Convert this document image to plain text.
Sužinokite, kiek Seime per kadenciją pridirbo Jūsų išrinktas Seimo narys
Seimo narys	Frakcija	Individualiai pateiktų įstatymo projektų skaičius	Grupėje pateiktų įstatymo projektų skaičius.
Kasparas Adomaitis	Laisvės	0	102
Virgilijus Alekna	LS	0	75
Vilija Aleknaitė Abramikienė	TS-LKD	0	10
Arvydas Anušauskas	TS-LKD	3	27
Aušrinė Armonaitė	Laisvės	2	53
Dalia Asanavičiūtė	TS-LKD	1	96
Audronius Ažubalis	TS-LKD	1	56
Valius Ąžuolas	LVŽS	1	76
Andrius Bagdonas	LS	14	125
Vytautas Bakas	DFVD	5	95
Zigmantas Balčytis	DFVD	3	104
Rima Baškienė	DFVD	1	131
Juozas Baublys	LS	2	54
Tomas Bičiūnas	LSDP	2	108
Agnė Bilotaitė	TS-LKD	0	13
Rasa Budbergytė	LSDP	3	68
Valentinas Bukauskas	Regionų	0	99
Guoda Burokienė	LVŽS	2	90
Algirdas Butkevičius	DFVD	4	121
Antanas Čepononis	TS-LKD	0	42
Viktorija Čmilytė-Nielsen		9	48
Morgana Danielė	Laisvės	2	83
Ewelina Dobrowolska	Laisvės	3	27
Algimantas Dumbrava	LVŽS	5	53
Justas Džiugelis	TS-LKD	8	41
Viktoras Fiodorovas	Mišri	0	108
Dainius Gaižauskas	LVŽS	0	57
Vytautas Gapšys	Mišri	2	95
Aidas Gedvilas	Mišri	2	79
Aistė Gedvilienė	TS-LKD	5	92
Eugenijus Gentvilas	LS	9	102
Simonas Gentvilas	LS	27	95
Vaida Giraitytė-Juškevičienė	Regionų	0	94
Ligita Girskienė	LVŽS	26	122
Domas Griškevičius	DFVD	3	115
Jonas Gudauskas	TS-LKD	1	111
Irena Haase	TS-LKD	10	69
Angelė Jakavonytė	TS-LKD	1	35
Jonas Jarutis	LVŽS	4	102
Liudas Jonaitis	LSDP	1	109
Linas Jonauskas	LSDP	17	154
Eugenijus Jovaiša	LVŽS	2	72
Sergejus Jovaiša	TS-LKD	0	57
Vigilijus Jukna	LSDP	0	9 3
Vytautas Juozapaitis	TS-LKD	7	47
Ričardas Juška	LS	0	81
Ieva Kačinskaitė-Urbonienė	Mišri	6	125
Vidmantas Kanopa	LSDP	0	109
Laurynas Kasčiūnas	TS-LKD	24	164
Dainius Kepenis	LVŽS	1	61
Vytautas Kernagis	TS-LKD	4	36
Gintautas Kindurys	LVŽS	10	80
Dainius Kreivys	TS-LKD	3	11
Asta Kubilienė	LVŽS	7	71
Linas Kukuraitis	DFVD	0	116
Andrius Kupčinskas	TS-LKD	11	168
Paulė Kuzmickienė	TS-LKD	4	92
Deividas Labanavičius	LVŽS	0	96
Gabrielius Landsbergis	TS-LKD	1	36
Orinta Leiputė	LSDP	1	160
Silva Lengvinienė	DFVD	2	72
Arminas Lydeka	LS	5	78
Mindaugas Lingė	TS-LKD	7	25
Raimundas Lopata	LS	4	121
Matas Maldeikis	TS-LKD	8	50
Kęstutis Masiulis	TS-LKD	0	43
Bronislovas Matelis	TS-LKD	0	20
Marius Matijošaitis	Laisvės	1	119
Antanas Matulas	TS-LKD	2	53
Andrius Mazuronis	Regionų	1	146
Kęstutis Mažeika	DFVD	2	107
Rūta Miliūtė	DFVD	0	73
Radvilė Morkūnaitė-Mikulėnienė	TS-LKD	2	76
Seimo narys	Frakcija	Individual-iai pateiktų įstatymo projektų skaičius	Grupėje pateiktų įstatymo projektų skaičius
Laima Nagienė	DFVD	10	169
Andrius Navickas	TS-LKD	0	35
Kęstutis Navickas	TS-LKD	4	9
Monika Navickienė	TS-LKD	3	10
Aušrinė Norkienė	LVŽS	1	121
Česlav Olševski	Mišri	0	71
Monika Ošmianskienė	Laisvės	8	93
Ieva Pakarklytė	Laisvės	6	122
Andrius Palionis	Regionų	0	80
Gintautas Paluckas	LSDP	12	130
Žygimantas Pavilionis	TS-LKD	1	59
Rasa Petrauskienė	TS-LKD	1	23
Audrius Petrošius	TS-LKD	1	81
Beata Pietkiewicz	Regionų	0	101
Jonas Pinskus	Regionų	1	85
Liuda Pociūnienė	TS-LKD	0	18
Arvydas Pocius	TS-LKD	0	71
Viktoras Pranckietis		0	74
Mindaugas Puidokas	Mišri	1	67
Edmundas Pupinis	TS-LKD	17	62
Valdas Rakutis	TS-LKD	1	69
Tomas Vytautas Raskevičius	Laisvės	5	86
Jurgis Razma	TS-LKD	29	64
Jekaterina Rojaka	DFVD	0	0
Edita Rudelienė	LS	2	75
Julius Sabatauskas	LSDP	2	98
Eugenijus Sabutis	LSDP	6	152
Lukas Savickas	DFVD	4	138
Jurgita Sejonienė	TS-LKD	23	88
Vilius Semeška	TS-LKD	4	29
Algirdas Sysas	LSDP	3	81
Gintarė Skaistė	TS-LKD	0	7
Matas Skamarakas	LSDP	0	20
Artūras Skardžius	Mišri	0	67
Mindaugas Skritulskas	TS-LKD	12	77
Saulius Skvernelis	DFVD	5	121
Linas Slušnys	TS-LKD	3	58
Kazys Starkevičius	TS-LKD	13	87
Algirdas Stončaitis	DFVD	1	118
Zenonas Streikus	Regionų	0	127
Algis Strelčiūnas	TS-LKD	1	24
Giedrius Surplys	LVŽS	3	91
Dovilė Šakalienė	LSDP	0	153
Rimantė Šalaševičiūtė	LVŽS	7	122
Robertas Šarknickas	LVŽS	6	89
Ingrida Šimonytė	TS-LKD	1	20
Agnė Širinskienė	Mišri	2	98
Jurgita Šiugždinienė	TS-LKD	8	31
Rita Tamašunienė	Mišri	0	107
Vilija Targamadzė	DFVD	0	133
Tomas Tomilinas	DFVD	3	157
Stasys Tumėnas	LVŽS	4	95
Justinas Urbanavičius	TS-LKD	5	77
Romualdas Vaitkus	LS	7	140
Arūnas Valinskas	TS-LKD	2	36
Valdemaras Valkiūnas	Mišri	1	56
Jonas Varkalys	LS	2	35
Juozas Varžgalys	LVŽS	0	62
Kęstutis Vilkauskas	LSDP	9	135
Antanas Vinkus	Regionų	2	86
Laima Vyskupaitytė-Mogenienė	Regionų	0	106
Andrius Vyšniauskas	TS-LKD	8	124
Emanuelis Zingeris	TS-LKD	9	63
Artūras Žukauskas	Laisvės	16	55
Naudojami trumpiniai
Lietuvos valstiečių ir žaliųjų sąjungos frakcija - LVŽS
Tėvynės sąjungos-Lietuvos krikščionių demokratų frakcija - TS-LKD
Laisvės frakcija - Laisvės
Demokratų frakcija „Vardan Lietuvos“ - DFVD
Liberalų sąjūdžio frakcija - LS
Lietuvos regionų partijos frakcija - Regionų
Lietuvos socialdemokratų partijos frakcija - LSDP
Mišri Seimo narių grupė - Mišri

Problem description
Print again each line of the listing above, exactly as it appears.

Response below
Convert this document image to plain text.
Sužinokite, kiek Seime per kadenciją pridirbo Jūsų išrinktas Seimo narys
Seimo narys	Frakcija	Individualiai pateiktų įstatymo projektų skaičius	Grupėje pateiktų įstatymo projektų skaičius.
Kasparas Adomaitis	Laisvės	0	102
Virgilijus Alekna	LS	0	75
Vilija Aleknaitė Abramikienė	TS-LKD	0	10
Arvydas Anušauskas	TS-LKD	3	27
Aušrinė Armonaitė	Laisvės	2	53
Dalia Asanavičiūtė	TS-LKD	1	96
Audronius Ažubalis	TS-LKD	1	56
Valius Ąžuolas	LVŽS	1	76
Andrius Bagdonas	LS	14	125
Vytautas Bakas	DFVD	5	95
Zigmantas Balčytis	DFVD	3	104
Rima Baškienė	DFVD	1	131
Juozas Baublys	LS	2	54
Tomas Bičiūnas	LSDP	2	108
Agnė Bilotaitė	TS-LKD	0	13
Rasa Budbergytė	LSDP	3	68
Valentinas Bukauskas	Regionų	0	99
Guoda Burokienė	LVŽS	2	90
Algirdas Butkevičius	DFVD	4	121
Antanas Čepononis	TS-LKD	0	42
Viktorija Čmilytė-Nielsen		9	48
Morgana Danielė	Laisvės	2	83
Ewelina Dobrowolska	Laisvės	3	27
Algimantas Dumbrava	LVŽS	5	53
Justas Džiugelis	TS-LKD	8	41
Viktoras Fiodorovas	Mišri	0	108
Dainius Gaižauskas	LVŽS	0	57
Vytautas Gapšys	Mišri	2	95
Aidas Gedvilas	Mišri	2	79
Aistė Gedvilienė	TS-LKD	5	92
Eugenijus Gentvilas	LS	9	102
Simonas Gentvilas	LS	27	95
Vaida Giraitytė-Juškevičienė	Regionų	0	94
Ligita Girskienė	LVŽS	26	122
Domas Griškevičius	DFVD	3	115
Jonas Gudauskas	TS-LKD	1	111
Irena Haase	TS-LKD	10	69
Angelė Jakavonytė	TS-LKD	1	35
Jonas Jarutis	LVŽS	4	102
Liudas Jonaitis	LSDP	1	109
Linas Jonauskas	LSDP	17	154
Eugenijus Jovaiša	LVŽS	2	72
Sergejus Jovaiša	TS-LKD	0	57
Vigilijus Jukna	LSDP	0	9 3
Vytautas Juozapaitis	TS-LKD	7	47
Ričardas Juška	LS	0	81
Ieva Kačinskaitė-Urbonienė	Mišri	6	125
Vidmantas Kanopa	LSDP	0	109
Laurynas Kasčiūnas	TS-LKD	24	164
Dainius Kepenis	LVŽS	1	61
Vytautas Kernagis	TS-LKD	4	36
Gintautas Kindurys	LVŽS	10	80
Dainius Kreivys	TS-LKD	3	11
Asta Kubilienė	LVŽS	7	71
Linas Kukuraitis	DFVD	0	116
Andrius Kupčinskas	TS-LKD	11	168
Paulė Kuzmickienė	TS-LKD	4	92
Deividas Labanavičius	LVŽS	0	96
Gabrielius Landsbergis	TS-LKD	1	36
Orinta Leiputė	LSDP	1	160
Silva Lengvinienė	DFVD	2	72
Arminas Lydeka	LS	5	78
Mindaugas Lingė	TS-LKD	7	25
Raimundas Lopata	LS	4	121
Matas Maldeikis	TS-LKD	8	50
Kęstutis Masiulis	TS-LKD	0	43
Bronislovas Matelis	TS-LKD	0	20
Marius Matijošaitis	Laisvės	1	119
Antanas Matulas	TS-LKD	2	53
Andrius Mazuronis	Regionų	1	146
Kęstutis Mažeika	DFVD	2	107
Rūta Miliūtė	DFVD	0	73
Radvilė Morkūnaitė-Mikulėnienė	TS-LKD	2	76
Seimo narys	Frakcija	Individual-iai pateiktų įstatymo projektų skaičius	Grupėje pateiktų įstatymo projektų skaičius
Laima Nagienė	DFVD	10	169
Andrius Navickas	TS-LKD	0	35
Kęstutis Navickas	TS-LKD	4	9
Monika Navickienė	TS-LKD	3	10
Aušrinė Norkienė	LVŽS	1	121
Česlav Olševski	Mišri	0	71
Monika Ošmianskienė	Laisvės	8	93
Ieva Pakarklytė	Laisvės	6	122
Andrius Palionis	Regionų	0	80
Gintautas Paluckas	LSDP	12	130
Žygimantas Pavilionis	TS-LKD	1	59
Rasa Petrauskienė	TS-LKD	1	23
Audrius Petrošius	TS-LKD	1	81
Beata Pietkiewicz	Regionų	0	101
Jonas Pinskus	Regionų	1	85
Liuda Pociūnienė	TS-LKD	0	18
Arvydas Pocius	TS-LKD	0	71
Viktoras Pranckietis		0	74
Mindaugas Puidokas	Mišri	1	67
Edmundas Pupinis	TS-LKD	17	62
Valdas Rakutis	TS-LKD	1	69
Tomas Vytautas Raskevičius	Laisvės	5	86
Jurgis Razma	TS-LKD	29	64
Jekaterina Rojaka	DFVD	0	0
Edita Rudelienė	LS	2	75
Julius Sabatauskas	LSDP	2	98
Eugenijus Sabutis	LSDP	6	152
Lukas Savickas	DFVD	4	138
Jurgita Sejonienė	TS-LKD	23	88
Vilius Semeška	TS-LKD	4	29
Algirdas Sysas	LSDP	3	81
Gintarė Skaistė	TS-LKD	0	7
Matas Skamarakas	LSDP	0	20
Artūras Skardžius	Mišri	0	67
Mindaugas Skritulskas	TS-LKD	12	77
Saulius Skvernelis	DFVD	5	121
Linas Slušnys	TS-LKD	3	58
Kazys Starkevičius	TS-LKD	13	87
Algirdas Stončaitis	DFVD	1	118
Zenonas Streikus	Regionų	0	127
Algis Strelčiūnas	TS-LKD	1	24
Giedrius Surplys	LVŽS	3	91
Dovilė Šakalienė	LSDP	0	153
Rimantė Šalaševičiūtė	LVŽS	7	122
Robertas Šarknickas	LVŽS	6	89
Ingrida Šimonytė	TS-LKD	1	20
Agnė Širinskienė	Mišri	2	98
Jurgita Šiugždinienė	TS-LKD	8	31
Rita Tamašunienė	Mišri	0	107
Vilija Targamadzė	DFVD	0	133
Tomas Tomilinas	DFVD	3	157
Stasys Tumėnas	LVŽS	4	95
Justinas Urbanavičius	TS-LKD	5	77
Romualdas Vaitkus	LS	7	140
Arūnas Valinskas	TS-LKD	2	36
Valdemaras Valkiūnas	Mišri	1	56
Jonas Varkalys	LS	2	35
Juozas Varžgalys	LVŽS	0	62
Kęstutis Vilkauskas	LSDP	9	135
Antanas Vinkus	Regionų	2	86
Laima Vyskupaitytė-Mogenienė	Regionų	0	106
Andrius Vyšniauskas	TS-LKD	8	124
Emanuelis Zingeris	TS-LKD	9	63
Artūras Žukauskas	Laisvės	16	55
Naudojami trumpiniai
Lietuvos valstiečių ir žaliųjų sąjungos frakcija - LVŽS
Tėvynės sąjungos-Lietuvos krikščionių demokratų frakcija - TS-LKD
Laisvės frakcija - Laisvės
Demokratų frakcija „Vardan Lietuvos“ - DFVD
Liberalų sąjūdžio frakcija - LS
Lietuvos regionų partijos frakcija - Regionų
Lietuvos socialdemokratų partijos frakcija - LSDP
Mišri Seimo narių grupė - Mišri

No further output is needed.